►

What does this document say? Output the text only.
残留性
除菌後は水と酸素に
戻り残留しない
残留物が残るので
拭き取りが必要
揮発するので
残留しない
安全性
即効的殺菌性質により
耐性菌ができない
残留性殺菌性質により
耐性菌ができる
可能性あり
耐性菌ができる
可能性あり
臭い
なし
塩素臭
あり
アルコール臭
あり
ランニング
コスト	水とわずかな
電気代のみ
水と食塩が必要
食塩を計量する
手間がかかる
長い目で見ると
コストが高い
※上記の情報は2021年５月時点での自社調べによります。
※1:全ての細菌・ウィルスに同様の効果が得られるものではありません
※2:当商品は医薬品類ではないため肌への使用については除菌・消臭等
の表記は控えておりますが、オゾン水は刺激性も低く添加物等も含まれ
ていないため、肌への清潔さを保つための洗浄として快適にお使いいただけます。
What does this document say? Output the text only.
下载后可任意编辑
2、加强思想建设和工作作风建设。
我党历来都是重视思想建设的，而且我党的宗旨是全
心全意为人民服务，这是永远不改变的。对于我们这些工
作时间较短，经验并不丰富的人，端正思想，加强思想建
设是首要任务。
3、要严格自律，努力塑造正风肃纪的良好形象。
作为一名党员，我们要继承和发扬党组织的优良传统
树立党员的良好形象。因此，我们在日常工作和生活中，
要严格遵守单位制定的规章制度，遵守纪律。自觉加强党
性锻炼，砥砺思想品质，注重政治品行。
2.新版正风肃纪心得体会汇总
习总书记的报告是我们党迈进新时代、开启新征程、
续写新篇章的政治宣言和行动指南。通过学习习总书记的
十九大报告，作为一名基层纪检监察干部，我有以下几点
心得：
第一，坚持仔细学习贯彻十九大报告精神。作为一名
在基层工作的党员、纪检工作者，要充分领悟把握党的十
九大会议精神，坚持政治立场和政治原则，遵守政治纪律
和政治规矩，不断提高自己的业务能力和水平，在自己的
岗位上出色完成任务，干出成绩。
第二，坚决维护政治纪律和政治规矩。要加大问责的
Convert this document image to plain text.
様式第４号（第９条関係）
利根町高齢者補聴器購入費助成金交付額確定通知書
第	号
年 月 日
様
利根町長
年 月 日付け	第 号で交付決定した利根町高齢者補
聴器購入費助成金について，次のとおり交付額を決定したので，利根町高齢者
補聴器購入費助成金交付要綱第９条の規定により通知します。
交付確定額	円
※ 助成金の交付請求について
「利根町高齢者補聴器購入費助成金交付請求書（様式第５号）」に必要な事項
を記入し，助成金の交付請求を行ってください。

◄

◆ **PROBLEM DETAILS**
Print exactly the lines from the one with "Convert this document image to plain text." through the end of the data, inclusive.

◆ **WRITTEN REPLY**
Convert this document image to plain text.
様式第４号（第９条関係）
利根町高齢者補聴器購入費助成金交付額確定通知書
第	号
年 月 日
様
利根町長
年 月 日付け	第 号で交付決定した利根町高齢者補
聴器購入費助成金について，次のとおり交付額を決定したので，利根町高齢者
補聴器購入費助成金交付要綱第９条の規定により通知します。
交付確定額	円
※ 助成金の交付請求について
「利根町高齢者補聴器購入費助成金交付請求書（様式第５号）」に必要な事項
を記入し，助成金の交付請求を行ってください。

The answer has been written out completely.